Extract the full set of records that follows, word for word.

* [RECORDS TO PROCESS]:
★ ★ ★

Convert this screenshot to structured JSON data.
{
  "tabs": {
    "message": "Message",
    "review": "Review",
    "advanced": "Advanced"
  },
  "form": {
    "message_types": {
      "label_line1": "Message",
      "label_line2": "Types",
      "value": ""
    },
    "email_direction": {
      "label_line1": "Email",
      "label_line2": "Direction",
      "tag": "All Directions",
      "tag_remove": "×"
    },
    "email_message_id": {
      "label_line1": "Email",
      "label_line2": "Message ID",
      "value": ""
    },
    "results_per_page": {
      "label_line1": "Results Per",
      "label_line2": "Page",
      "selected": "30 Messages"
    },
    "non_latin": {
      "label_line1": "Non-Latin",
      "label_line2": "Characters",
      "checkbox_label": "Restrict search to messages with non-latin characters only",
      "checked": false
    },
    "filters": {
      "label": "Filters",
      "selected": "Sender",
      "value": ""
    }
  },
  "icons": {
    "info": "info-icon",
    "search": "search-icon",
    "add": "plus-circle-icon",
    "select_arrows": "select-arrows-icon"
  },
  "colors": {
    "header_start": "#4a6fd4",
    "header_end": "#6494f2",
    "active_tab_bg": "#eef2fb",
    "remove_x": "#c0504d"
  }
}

★ ★ ★

* [OUTPUT]:
Convert this screenshot to structured JSON data.
{
  "tabs": {
    "message": "Message",
    "review": "Review",
    "advanced": "Advanced"
  },
  "form": {
    "message_types": {
      "label_line1": "Message",
      "label_line2": "Types",
      "value": ""
    },
    "email_direction": {
      "label_line1": "Email",
      "label_line2": "Direction",
      "tag": "All Directions",
      "tag_remove": "×"
    },
    "email_message_id": {
      "label_line1": "Email",
      "label_line2": "Message ID",
      "value": ""
    },
    "results_per_page": {
      "label_line1": "Results Per",
      "label_line2": "Page",
      "selected": "30 Messages"
    },
    "non_latin": {
      "label_line1": "Non-Latin",
      "label_line2": "Characters",
      "checkbox_label": "Restrict search to messages with non-latin characters only",
      "checked": false
    },
    "filters": {
      "label": "Filters",
      "selected": "Sender",
      "value": ""
    }
  },
  "icons": {
    "info": "info-icon",
    "search": "search-icon",
    "add": "plus-circle-icon",
    "select_arrows": "select-arrows-icon"
  },
  "colors": {
    "header_start": "#4a6fd4",
    "header_end": "#6494f2",
    "active_tab_bg": "#eef2fb",
    "remove_x": "#c0504d"
  }
}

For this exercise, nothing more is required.